** BEGIN Extracted entries **

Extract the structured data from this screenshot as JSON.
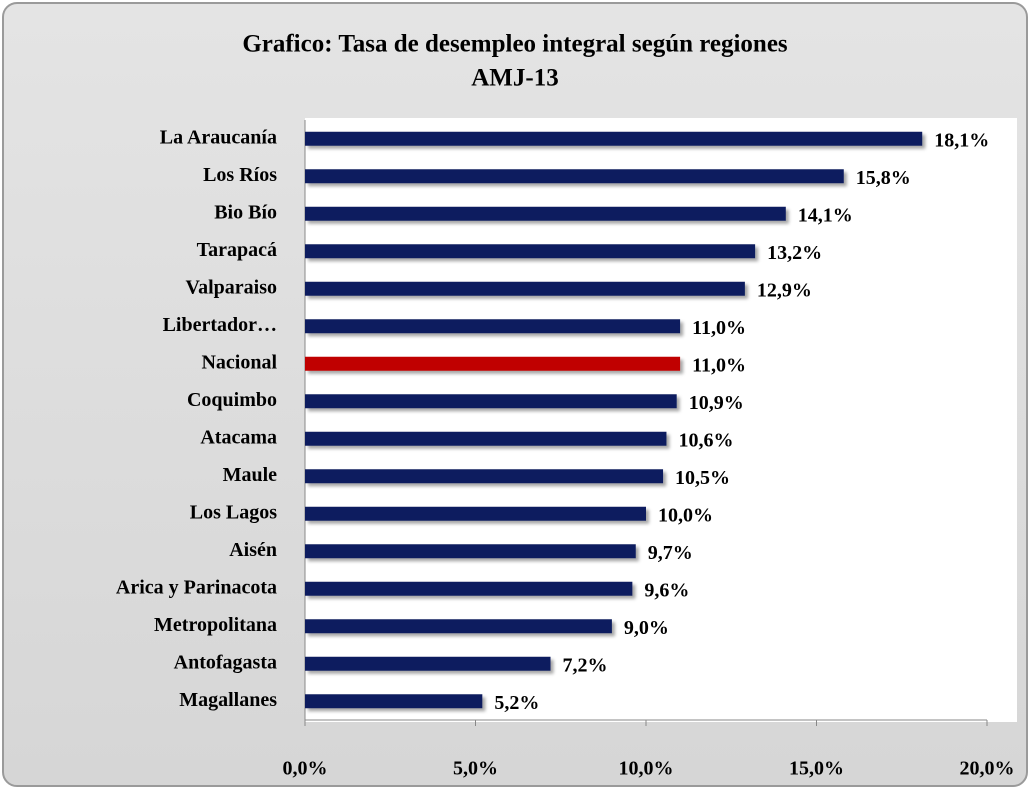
{
  "chart_data": {
    "type": "hbar",
    "title": "Grafico: Tasa de desempleo integral según regiones",
    "subtitle": "AMJ-13",
    "categories": [
      "La Araucanía",
      "Los Ríos",
      "Bio Bío",
      "Tarapacá",
      "Valparaiso",
      "Libertador…",
      "Nacional",
      "Coquimbo",
      "Atacama",
      "Maule",
      "Los Lagos",
      "Aisén",
      "Arica y Parinacota",
      "Metropolitana",
      "Antofagasta",
      "Magallanes"
    ],
    "values": [
      18.1,
      15.8,
      14.1,
      13.2,
      12.9,
      11.0,
      11.0,
      10.9,
      10.6,
      10.5,
      10.0,
      9.7,
      9.6,
      9.0,
      7.2,
      5.2
    ],
    "value_labels": [
      "18,1%",
      "15,8%",
      "14,1%",
      "13,2%",
      "12,9%",
      "11,0%",
      "11,0%",
      "10,9%",
      "10,6%",
      "10,5%",
      "10,0%",
      "9,7%",
      "9,6%",
      "9,0%",
      "7,2%",
      "5,2%"
    ],
    "colors": [
      "#0f1f5f",
      "#0f1f5f",
      "#0f1f5f",
      "#0f1f5f",
      "#0f1f5f",
      "#0f1f5f",
      "#c00000",
      "#0f1f5f",
      "#0f1f5f",
      "#0f1f5f",
      "#0f1f5f",
      "#0f1f5f",
      "#0f1f5f",
      "#0f1f5f",
      "#0f1f5f",
      "#0f1f5f"
    ],
    "xlim": [
      0,
      20
    ],
    "xticks": [
      {
        "value": 0,
        "label": "0,0%"
      },
      {
        "value": 5,
        "label": "5,0%"
      },
      {
        "value": 10,
        "label": "10,0%"
      },
      {
        "value": 15,
        "label": "15,0%"
      },
      {
        "value": 20,
        "label": "20,0%"
      }
    ],
    "grid": false
  }
}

** END Extracted entries **

_Request:_ Output the lines above in full and exactly as given, omitting any pictures.

_The completed task:_
Extract the structured data from this screenshot as JSON.
{
  "chart_data": {
    "type": "hbar",
    "title": "Grafico: Tasa de desempleo integral según regiones",
    "subtitle": "AMJ-13",
    "categories": [
      "La Araucanía",
      "Los Ríos",
      "Bio Bío",
      "Tarapacá",
      "Valparaiso",
      "Libertador…",
      "Nacional",
      "Coquimbo",
      "Atacama",
      "Maule",
      "Los Lagos",
      "Aisén",
      "Arica y Parinacota",
      "Metropolitana",
      "Antofagasta",
      "Magallanes"
    ],
    "values": [
      18.1,
      15.8,
      14.1,
      13.2,
      12.9,
      11.0,
      11.0,
      10.9,
      10.6,
      10.5,
      10.0,
      9.7,
      9.6,
      9.0,
      7.2,
      5.2
    ],
    "value_labels": [
      "18,1%",
      "15,8%",
      "14,1%",
      "13,2%",
      "12,9%",
      "11,0%",
      "11,0%",
      "10,9%",
      "10,6%",
      "10,5%",
      "10,0%",
      "9,7%",
      "9,6%",
      "9,0%",
      "7,2%",
      "5,2%"
    ],
    "colors": [
      "#0f1f5f",
      "#0f1f5f",
      "#0f1f5f",
      "#0f1f5f",
      "#0f1f5f",
      "#0f1f5f",
      "#c00000",
      "#0f1f5f",
      "#0f1f5f",
      "#0f1f5f",
      "#0f1f5f",
      "#0f1f5f",
      "#0f1f5f",
      "#0f1f5f",
      "#0f1f5f",
      "#0f1f5f"
    ],
    "xlim": [
      0,
      20
    ],
    "xticks": [
      {
        "value": 0,
        "label": "0,0%"
      },
      {
        "value": 5,
        "label": "5,0%"
      },
      {
        "value": 10,
        "label": "10,0%"
      },
      {
        "value": 15,
        "label": "15,0%"
      },
      {
        "value": 20,
        "label": "20,0%"
      }
    ],
    "grid": false
  }
}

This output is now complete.